» **EXERCISE BRIEF**:
Copy out all of the material, matching it word for word.

____ RECORDS SUPPLIED

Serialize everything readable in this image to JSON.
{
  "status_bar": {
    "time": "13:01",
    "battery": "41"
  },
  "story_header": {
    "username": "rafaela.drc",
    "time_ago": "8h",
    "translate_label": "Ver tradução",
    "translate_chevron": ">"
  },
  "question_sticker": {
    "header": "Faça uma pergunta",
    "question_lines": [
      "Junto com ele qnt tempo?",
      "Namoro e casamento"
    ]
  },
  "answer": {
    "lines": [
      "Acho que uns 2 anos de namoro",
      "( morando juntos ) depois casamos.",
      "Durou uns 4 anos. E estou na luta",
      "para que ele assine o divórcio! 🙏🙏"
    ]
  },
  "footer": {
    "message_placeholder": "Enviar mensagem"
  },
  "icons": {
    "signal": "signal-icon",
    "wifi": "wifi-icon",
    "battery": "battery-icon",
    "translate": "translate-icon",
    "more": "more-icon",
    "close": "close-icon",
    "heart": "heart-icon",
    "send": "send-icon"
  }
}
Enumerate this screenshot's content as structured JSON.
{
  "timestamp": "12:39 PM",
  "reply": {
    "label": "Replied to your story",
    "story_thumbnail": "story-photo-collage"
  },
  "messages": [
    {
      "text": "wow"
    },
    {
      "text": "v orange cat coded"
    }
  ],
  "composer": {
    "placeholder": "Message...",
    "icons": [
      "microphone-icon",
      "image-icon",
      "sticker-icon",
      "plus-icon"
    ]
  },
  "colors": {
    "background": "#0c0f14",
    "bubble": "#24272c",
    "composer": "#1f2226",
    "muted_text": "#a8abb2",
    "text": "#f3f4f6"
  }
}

________

» **OUTPUT FOR THIS TASK**:
Serialize everything readable in this image to JSON.
{
  "status_bar": {
    "time": "13:01",
    "battery": "41"
  },
  "story_header": {
    "username": "rafaela.drc",
    "time_ago": "8h",
    "translate_label": "Ver tradução",
    "translate_chevron": ">"
  },
  "question_sticker": {
    "header": "Faça uma pergunta",
    "question_lines": [
      "Junto com ele qnt tempo?",
      "Namoro e casamento"
    ]
  },
  "answer": {
    "lines": [
      "Acho que uns 2 anos de namoro",
      "( morando juntos ) depois casamos.",
      "Durou uns 4 anos. E estou na luta",
      "para que ele assine o divórcio! 🙏🙏"
    ]
  },
  "footer": {
    "message_placeholder": "Enviar mensagem"
  },
  "icons": {
    "signal": "signal-icon",
    "wifi": "wifi-icon",
    "battery": "battery-icon",
    "translate": "translate-icon",
    "more": "more-icon",
    "close": "close-icon",
    "heart": "heart-icon",
    "send": "send-icon"
  }
}
Enumerate this screenshot's content as structured JSON.
{
  "timestamp": "12:39 PM",
  "reply": {
    "label": "Replied to your story",
    "story_thumbnail": "story-photo-collage"
  },
  "messages": [
    {
      "text": "wow"
    },
    {
      "text": "v orange cat coded"
    }
  ],
  "composer": {
    "placeholder": "Message...",
    "icons": [
      "microphone-icon",
      "image-icon",
      "sticker-icon",
      "plus-icon"
    ]
  },
  "colors": {
    "background": "#0c0f14",
    "bubble": "#24272c",
    "composer": "#1f2226",
    "muted_text": "#a8abb2",
    "text": "#f3f4f6"
  }
}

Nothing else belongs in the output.